[Problem requirements] Print all records exactly, leaving nothing out.

[Input for this task]
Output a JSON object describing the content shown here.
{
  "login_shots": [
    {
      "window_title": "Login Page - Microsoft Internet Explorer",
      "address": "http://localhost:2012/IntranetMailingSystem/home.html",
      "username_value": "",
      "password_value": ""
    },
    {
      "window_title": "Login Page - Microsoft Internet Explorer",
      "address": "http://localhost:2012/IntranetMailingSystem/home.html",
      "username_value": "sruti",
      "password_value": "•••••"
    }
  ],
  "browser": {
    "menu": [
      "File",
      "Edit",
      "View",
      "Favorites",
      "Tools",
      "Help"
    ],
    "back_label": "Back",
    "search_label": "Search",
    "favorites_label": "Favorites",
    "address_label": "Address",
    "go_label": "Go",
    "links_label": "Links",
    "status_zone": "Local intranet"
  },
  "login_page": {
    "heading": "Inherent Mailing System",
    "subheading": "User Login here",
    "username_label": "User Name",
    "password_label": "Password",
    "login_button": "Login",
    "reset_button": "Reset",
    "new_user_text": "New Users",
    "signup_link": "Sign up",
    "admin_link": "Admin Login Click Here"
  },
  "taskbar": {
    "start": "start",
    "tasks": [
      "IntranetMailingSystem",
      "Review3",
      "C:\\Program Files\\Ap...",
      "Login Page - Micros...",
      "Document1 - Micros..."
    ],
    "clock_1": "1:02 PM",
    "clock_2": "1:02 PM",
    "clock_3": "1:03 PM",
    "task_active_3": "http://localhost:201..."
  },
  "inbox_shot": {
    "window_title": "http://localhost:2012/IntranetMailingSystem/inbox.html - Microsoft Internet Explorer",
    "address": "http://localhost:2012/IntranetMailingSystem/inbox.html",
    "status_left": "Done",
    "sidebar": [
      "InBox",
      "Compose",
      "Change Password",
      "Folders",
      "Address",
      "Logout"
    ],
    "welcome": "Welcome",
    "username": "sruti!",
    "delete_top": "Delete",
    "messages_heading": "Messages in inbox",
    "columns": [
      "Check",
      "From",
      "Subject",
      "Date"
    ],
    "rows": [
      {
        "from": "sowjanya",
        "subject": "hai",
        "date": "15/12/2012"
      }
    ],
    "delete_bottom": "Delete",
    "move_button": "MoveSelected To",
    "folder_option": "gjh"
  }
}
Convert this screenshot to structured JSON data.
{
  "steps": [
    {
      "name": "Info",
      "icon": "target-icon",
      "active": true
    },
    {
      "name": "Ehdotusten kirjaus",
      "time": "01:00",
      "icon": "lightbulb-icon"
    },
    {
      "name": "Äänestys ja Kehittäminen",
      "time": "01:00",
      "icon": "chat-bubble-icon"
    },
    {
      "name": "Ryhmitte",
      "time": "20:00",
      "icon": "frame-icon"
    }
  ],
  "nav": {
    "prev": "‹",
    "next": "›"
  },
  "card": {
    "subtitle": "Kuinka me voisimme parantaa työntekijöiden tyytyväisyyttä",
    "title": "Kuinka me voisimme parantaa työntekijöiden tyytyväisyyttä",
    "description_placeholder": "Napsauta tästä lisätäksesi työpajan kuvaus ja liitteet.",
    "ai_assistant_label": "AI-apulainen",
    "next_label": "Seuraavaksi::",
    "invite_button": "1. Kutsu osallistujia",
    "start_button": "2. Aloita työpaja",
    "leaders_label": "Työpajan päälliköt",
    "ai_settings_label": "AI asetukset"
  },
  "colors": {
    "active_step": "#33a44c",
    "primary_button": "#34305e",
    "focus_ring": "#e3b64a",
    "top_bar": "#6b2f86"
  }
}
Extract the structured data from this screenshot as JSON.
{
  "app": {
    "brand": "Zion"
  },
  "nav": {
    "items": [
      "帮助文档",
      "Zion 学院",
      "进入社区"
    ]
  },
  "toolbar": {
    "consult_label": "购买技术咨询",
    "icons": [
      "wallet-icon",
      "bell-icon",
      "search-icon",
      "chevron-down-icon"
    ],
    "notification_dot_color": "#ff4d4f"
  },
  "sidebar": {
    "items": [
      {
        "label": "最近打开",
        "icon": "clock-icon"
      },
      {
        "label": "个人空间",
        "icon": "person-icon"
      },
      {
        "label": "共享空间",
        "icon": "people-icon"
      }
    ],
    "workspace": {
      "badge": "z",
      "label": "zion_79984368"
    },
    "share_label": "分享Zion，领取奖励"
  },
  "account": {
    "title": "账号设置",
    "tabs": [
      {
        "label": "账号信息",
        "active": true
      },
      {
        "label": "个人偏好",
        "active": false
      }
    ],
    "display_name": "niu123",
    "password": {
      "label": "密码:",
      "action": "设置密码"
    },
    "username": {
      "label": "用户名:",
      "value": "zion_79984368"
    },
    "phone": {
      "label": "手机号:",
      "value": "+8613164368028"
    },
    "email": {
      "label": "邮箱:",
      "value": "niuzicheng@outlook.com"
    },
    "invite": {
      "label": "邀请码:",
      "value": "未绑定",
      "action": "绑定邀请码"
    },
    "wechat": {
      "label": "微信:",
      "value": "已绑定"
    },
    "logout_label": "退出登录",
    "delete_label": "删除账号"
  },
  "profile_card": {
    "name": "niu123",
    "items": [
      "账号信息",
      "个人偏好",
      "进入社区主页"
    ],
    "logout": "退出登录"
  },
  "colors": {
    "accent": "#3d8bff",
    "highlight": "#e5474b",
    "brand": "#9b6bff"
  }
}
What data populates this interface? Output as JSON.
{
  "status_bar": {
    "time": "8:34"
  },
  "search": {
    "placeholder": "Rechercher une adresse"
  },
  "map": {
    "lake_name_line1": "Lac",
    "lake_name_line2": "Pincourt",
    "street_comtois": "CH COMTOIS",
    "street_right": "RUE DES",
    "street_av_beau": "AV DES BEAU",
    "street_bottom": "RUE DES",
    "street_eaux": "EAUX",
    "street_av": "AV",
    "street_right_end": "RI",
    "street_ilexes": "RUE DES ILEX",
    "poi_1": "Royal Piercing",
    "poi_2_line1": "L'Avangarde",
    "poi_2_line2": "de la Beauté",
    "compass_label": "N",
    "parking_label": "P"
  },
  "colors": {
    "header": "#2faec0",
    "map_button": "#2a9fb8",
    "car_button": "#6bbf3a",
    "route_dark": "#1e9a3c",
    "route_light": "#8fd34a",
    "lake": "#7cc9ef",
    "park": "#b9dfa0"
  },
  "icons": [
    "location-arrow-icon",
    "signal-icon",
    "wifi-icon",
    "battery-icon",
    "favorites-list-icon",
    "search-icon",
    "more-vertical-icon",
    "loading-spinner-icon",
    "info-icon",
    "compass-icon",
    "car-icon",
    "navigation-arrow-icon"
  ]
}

[Answer]
Output a JSON object describing the content shown here.
{
  "login_shots": [
    {
      "window_title": "Login Page - Microsoft Internet Explorer",
      "address": "http://localhost:2012/IntranetMailingSystem/home.html",
      "username_value": "",
      "password_value": ""
    },
    {
      "window_title": "Login Page - Microsoft Internet Explorer",
      "address": "http://localhost:2012/IntranetMailingSystem/home.html",
      "username_value": "sruti",
      "password_value": "•••••"
    }
  ],
  "browser": {
    "menu": [
      "File",
      "Edit",
      "View",
      "Favorites",
      "Tools",
      "Help"
    ],
    "back_label": "Back",
    "search_label": "Search",
    "favorites_label": "Favorites",
    "address_label": "Address",
    "go_label": "Go",
    "links_label": "Links",
    "status_zone": "Local intranet"
  },
  "login_page": {
    "heading": "Inherent Mailing System",
    "subheading": "User Login here",
    "username_label": "User Name",
    "password_label": "Password",
    "login_button": "Login",
    "reset_button": "Reset",
    "new_user_text": "New Users",
    "signup_link": "Sign up",
    "admin_link": "Admin Login Click Here"
  },
  "taskbar": {
    "start": "start",
    "tasks": [
      "IntranetMailingSystem",
      "Review3",
      "C:\\Program Files\\Ap...",
      "Login Page - Micros...",
      "Document1 - Micros..."
    ],
    "clock_1": "1:02 PM",
    "clock_2": "1:02 PM",
    "clock_3": "1:03 PM",
    "task_active_3": "http://localhost:201..."
  },
  "inbox_shot": {
    "window_title": "http://localhost:2012/IntranetMailingSystem/inbox.html - Microsoft Internet Explorer",
    "address": "http://localhost:2012/IntranetMailingSystem/inbox.html",
    "status_left": "Done",
    "sidebar": [
      "InBox",
      "Compose",
      "Change Password",
      "Folders",
      "Address",
      "Logout"
    ],
    "welcome": "Welcome",
    "username": "sruti!",
    "delete_top": "Delete",
    "messages_heading": "Messages in inbox",
    "columns": [
      "Check",
      "From",
      "Subject",
      "Date"
    ],
    "rows": [
      {
        "from": "sowjanya",
        "subject": "hai",
        "date": "15/12/2012"
      }
    ],
    "delete_bottom": "Delete",
    "move_button": "MoveSelected To",
    "folder_option": "gjh"
  }
}
Convert this screenshot to structured JSON data.
{
  "steps": [
    {
      "name": "Info",
      "icon": "target-icon",
      "active": true
    },
    {
      "name": "Ehdotusten kirjaus",
      "time": "01:00",
      "icon": "lightbulb-icon"
    },
    {
      "name": "Äänestys ja Kehittäminen",
      "time": "01:00",
      "icon": "chat-bubble-icon"
    },
    {
      "name": "Ryhmitte",
      "time": "20:00",
      "icon": "frame-icon"
    }
  ],
  "nav": {
    "prev": "‹",
    "next": "›"
  },
  "card": {
    "subtitle": "Kuinka me voisimme parantaa työntekijöiden tyytyväisyyttä",
    "title": "Kuinka me voisimme parantaa työntekijöiden tyytyväisyyttä",
    "description_placeholder": "Napsauta tästä lisätäksesi työpajan kuvaus ja liitteet.",
    "ai_assistant_label": "AI-apulainen",
    "next_label": "Seuraavaksi::",
    "invite_button": "1. Kutsu osallistujia",
    "start_button": "2. Aloita työpaja",
    "leaders_label": "Työpajan päälliköt",
    "ai_settings_label": "AI asetukset"
  },
  "colors": {
    "active_step": "#33a44c",
    "primary_button": "#34305e",
    "focus_ring": "#e3b64a",
    "top_bar": "#6b2f86"
  }
}
Extract the structured data from this screenshot as JSON.
{
  "app": {
    "brand": "Zion"
  },
  "nav": {
    "items": [
      "帮助文档",
      "Zion 学院",
      "进入社区"
    ]
  },
  "toolbar": {
    "consult_label": "购买技术咨询",
    "icons": [
      "wallet-icon",
      "bell-icon",
      "search-icon",
      "chevron-down-icon"
    ],
    "notification_dot_color": "#ff4d4f"
  },
  "sidebar": {
    "items": [
      {
        "label": "最近打开",
        "icon": "clock-icon"
      },
      {
        "label": "个人空间",
        "icon": "person-icon"
      },
      {
        "label": "共享空间",
        "icon": "people-icon"
      }
    ],
    "workspace": {
      "badge": "z",
      "label": "zion_79984368"
    },
    "share_label": "分享Zion，领取奖励"
  },
  "account": {
    "title": "账号设置",
    "tabs": [
      {
        "label": "账号信息",
        "active": true
      },
      {
        "label": "个人偏好",
        "active": false
      }
    ],
    "display_name": "niu123",
    "password": {
      "label": "密码:",
      "action": "设置密码"
    },
    "username": {
      "label": "用户名:",
      "value": "zion_79984368"
    },
    "phone": {
      "label": "手机号:",
      "value": "+8613164368028"
    },
    "email": {
      "label": "邮箱:",
      "value": "niuzicheng@outlook.com"
    },
    "invite": {
      "label": "邀请码:",
      "value": "未绑定",
      "action": "绑定邀请码"
    },
    "wechat": {
      "label": "微信:",
      "value": "已绑定"
    },
    "logout_label": "退出登录",
    "delete_label": "删除账号"
  },
  "profile_card": {
    "name": "niu123",
    "items": [
      "账号信息",
      "个人偏好",
      "进入社区主页"
    ],
    "logout": "退出登录"
  },
  "colors": {
    "accent": "#3d8bff",
    "highlight": "#e5474b",
    "brand": "#9b6bff"
  }
}
What data populates this interface? Output as JSON.
{
  "status_bar": {
    "time": "8:34"
  },
  "search": {
    "placeholder": "Rechercher une adresse"
  },
  "map": {
    "lake_name_line1": "Lac",
    "lake_name_line2": "Pincourt",
    "street_comtois": "CH COMTOIS",
    "street_right": "RUE DES",
    "street_av_beau": "AV DES BEAU",
    "street_bottom": "RUE DES",
    "street_eaux": "EAUX",
    "street_av": "AV",
    "street_right_end": "RI",
    "street_ilexes": "RUE DES ILEX",
    "poi_1": "Royal Piercing",
    "poi_2_line1": "L'Avangarde",
    "poi_2_line2": "de la Beauté",
    "compass_label": "N",
    "parking_label": "P"
  },
  "colors": {
    "header": "#2faec0",
    "map_button": "#2a9fb8",
    "car_button": "#6bbf3a",
    "route_dark": "#1e9a3c",
    "route_light": "#8fd34a",
    "lake": "#7cc9ef",
    "park": "#b9dfa0"
  },
  "icons": [
    "location-arrow-icon",
    "signal-icon",
    "wifi-icon",
    "battery-icon",
    "favorites-list-icon",
    "search-icon",
    "more-vertical-icon",
    "loading-spinner-icon",
    "info-icon",
    "compass-icon",
    "car-icon",
    "navigation-arrow-icon"
  ]
}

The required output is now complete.